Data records
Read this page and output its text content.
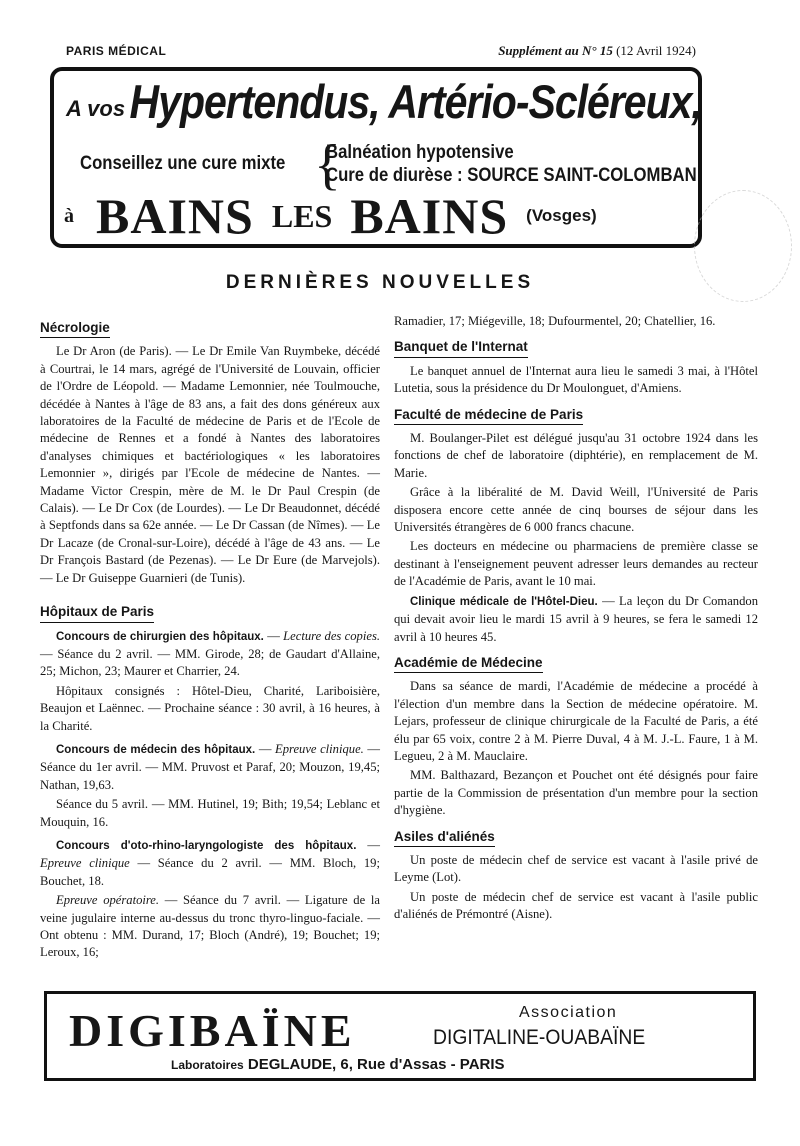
PARIS MÉDICAL	Supplément au N° 15 (12 Avril 1924)
A vos Hypertendus, Artério-Scléreux,
Conseillez une cure mixte {
Balnéation hypotensive
Cure de diurèse : SOURCE SAINT-COLOMBAN
à BAINS LES BAINS (Vosges)
DERNIÈRES NOUVELLES
Nécrologie

Le Dr Aron (de Paris). — Le Dr Emile Van Ruymbeke, décédé à Courtrai, le 14 mars, agrégé de l'Université de Louvain, officier de l'Ordre de Léopold. — Madame Lemonnier, née Toulmouche, décédée à Nantes à l'âge de 83 ans, a fait des dons généreux aux laboratoires de la Faculté de médecine de Paris et de l'Ecole de médecine de Rennes et a fondé à Nantes des laboratoires d'analyses chimiques et bactériologiques « les laboratoires Lemonnier », dirigés par l'Ecole de médecine de Nantes. — Madame Victor Crespin, mère de M. le Dr Paul Crespin (de Calais). — Le Dr Cox (de Lourdes). — Le Dr Beaudonnet, décédé à Septfonds dans sa 62e année. — Le Dr Cassan (de Nîmes). — Le Dr Lacaze (de Cronal-sur-Loire), décédé à l'âge de 43 ans. — Le Dr François Bastard (de Pezenas). — Le Dr Eure (de Marvejols). — Le Dr Guiseppe Guarnieri (de Tunis).

Hôpitaux de Paris

Concours de chirurgien des hôpitaux. — Lecture des copies. — Séance du 2 avril. — MM. Girode, 28; de Gaudart d'Allaine, 25; Michon, 23; Maurer et Charrier, 24.

Hôpitaux consignés : Hôtel-Dieu, Charité, Lariboisière, Beaujon et Laënnec. — Prochaine séance : 30 avril, à 16 heures, à la Charité.

Concours de médecin des hôpitaux. — Epreuve clinique. — Séance du 1er avril. — MM. Pruvost et Paraf, 20; Mouzon, 19,45; Nathan, 19,63.

Séance du 5 avril. — MM. Hutinel, 19; Bith; 19,54; Leblanc et Mouquin, 16.

Concours d'oto-rhino-laryngologiste des hôpitaux. — Epreuve clinique — Séance du 2 avril. — MM. Bloch, 19; Bouchet, 18.

Epreuve opératoire. — Séance du 7 avril. — Ligature de la veine jugulaire interne au-dessus du tronc thyro-linguo-faciale. — Ont obtenu : MM. Durand, 17; Bloch (André), 19; Bouchet; 19; Leroux, 16;

Ramadier, 17; Miégeville, 18; Dufourmentel, 20; Chatellier, 16.

Banquet de l'Internat

Le banquet annuel de l'Internat aura lieu le samedi 3 mai, à l'Hôtel Lutetia, sous la présidence du Dr Moulonguet, d'Amiens.

Faculté de médecine de Paris

M. Boulanger-Pilet est délégué jusqu'au 31 octobre 1924 dans les fonctions de chef de laboratoire (diphtérie), en remplacement de M. Marie.

Grâce à la libéralité de M. David Weill, l'Université de Paris disposera encore cette année de cinq bourses de séjour dans les Universités étrangères de 6 000 francs chacune.

Les docteurs en médecine ou pharmaciens de première classe se destinant à l'enseignement peuvent adresser leurs demandes au recteur de l'Académie de Paris, avant le 10 mai.

Clinique médicale de l'Hôtel-Dieu. — La leçon du Dr Comandon qui devait avoir lieu le mardi 15 avril à 9 heures, se fera le samedi 12 avril à 10 heures 45.

Académie de Médecine

Dans sa séance de mardi, l'Académie de médecine a procédé à l'élection d'un membre dans la Section de médecine opératoire. M. Lejars, professeur de clinique chirurgicale de la Faculté de Paris, a été élu par 65 voix, contre 2 à M. Pierre Duval, 4 à M. J.-L. Faure, 1 à M. Legueu, 2 à M. Mauclaire.

MM. Balthazard, Bezançon et Pouchet ont été désignés pour faire partie de la Commission de présentation d'un membre pour la section d'hygiène.

Asiles d'aliénés

Un poste de médecin chef de service est vacant à l'asile privé de Leyme (Lot).

Un poste de médecin chef de service est vacant à l'asile public d'aliénés de Prémontré (Aisne).

DIGIBAÏNE	Association
DIGITALINE-OUABAÏNE
Laboratoires DEGLAUDE, 6, Rue d'Assas - PARIS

PROBLEM TO SOLVE ▸ Exactly reproduce the entries above, minus the pictures.

PROBLEM SOLUTION ▸
Read this page and output its text content.
PARIS MÉDICAL	Supplément au N° 15 (12 Avril 1924)
A vos Hypertendus, Artério-Scléreux,
Conseillez une cure mixte {
Balnéation hypotensive
Cure de diurèse : SOURCE SAINT-COLOMBAN
à BAINS LES BAINS (Vosges)
DERNIÈRES NOUVELLES
Nécrologie

Le Dr Aron (de Paris). — Le Dr Emile Van Ruymbeke, décédé à Courtrai, le 14 mars, agrégé de l'Université de Louvain, officier de l'Ordre de Léopold. — Madame Lemonnier, née Toulmouche, décédée à Nantes à l'âge de 83 ans, a fait des dons généreux aux laboratoires de la Faculté de médecine de Paris et de l'Ecole de médecine de Rennes et a fondé à Nantes des laboratoires d'analyses chimiques et bactériologiques « les laboratoires Lemonnier », dirigés par l'Ecole de médecine de Nantes. — Madame Victor Crespin, mère de M. le Dr Paul Crespin (de Calais). — Le Dr Cox (de Lourdes). — Le Dr Beaudonnet, décédé à Septfonds dans sa 62e année. — Le Dr Cassan (de Nîmes). — Le Dr Lacaze (de Cronal-sur-Loire), décédé à l'âge de 43 ans. — Le Dr François Bastard (de Pezenas). — Le Dr Eure (de Marvejols). — Le Dr Guiseppe Guarnieri (de Tunis).

Hôpitaux de Paris

Concours de chirurgien des hôpitaux. — Lecture des copies. — Séance du 2 avril. — MM. Girode, 28; de Gaudart d'Allaine, 25; Michon, 23; Maurer et Charrier, 24.

Hôpitaux consignés : Hôtel-Dieu, Charité, Lariboisière, Beaujon et Laënnec. — Prochaine séance : 30 avril, à 16 heures, à la Charité.

Concours de médecin des hôpitaux. — Epreuve clinique. — Séance du 1er avril. — MM. Pruvost et Paraf, 20; Mouzon, 19,45; Nathan, 19,63.

Séance du 5 avril. — MM. Hutinel, 19; Bith; 19,54; Leblanc et Mouquin, 16.

Concours d'oto-rhino-laryngologiste des hôpitaux. — Epreuve clinique — Séance du 2 avril. — MM. Bloch, 19; Bouchet, 18.

Epreuve opératoire. — Séance du 7 avril. — Ligature de la veine jugulaire interne au-dessus du tronc thyro-linguo-faciale. — Ont obtenu : MM. Durand, 17; Bloch (André), 19; Bouchet; 19; Leroux, 16;

Ramadier, 17; Miégeville, 18; Dufourmentel, 20; Chatellier, 16.

Banquet de l'Internat

Le banquet annuel de l'Internat aura lieu le samedi 3 mai, à l'Hôtel Lutetia, sous la présidence du Dr Moulonguet, d'Amiens.

Faculté de médecine de Paris

M. Boulanger-Pilet est délégué jusqu'au 31 octobre 1924 dans les fonctions de chef de laboratoire (diphtérie), en remplacement de M. Marie.

Grâce à la libéralité de M. David Weill, l'Université de Paris disposera encore cette année de cinq bourses de séjour dans les Universités étrangères de 6 000 francs chacune.

Les docteurs en médecine ou pharmaciens de première classe se destinant à l'enseignement peuvent adresser leurs demandes au recteur de l'Académie de Paris, avant le 10 mai.

Clinique médicale de l'Hôtel-Dieu. — La leçon du Dr Comandon qui devait avoir lieu le mardi 15 avril à 9 heures, se fera le samedi 12 avril à 10 heures 45.

Académie de Médecine

Dans sa séance de mardi, l'Académie de médecine a procédé à l'élection d'un membre dans la Section de médecine opératoire. M. Lejars, professeur de clinique chirurgicale de la Faculté de Paris, a été élu par 65 voix, contre 2 à M. Pierre Duval, 4 à M. J.-L. Faure, 1 à M. Legueu, 2 à M. Mauclaire.

MM. Balthazard, Bezançon et Pouchet ont été désignés pour faire partie de la Commission de présentation d'un membre pour la section d'hygiène.

Asiles d'aliénés

Un poste de médecin chef de service est vacant à l'asile privé de Leyme (Lot).

Un poste de médecin chef de service est vacant à l'asile public d'aliénés de Prémontré (Aisne).

DIGIBAÏNE	Association
DIGITALINE-OUABAÏNE
Laboratoires DEGLAUDE, 6, Rue d'Assas - PARIS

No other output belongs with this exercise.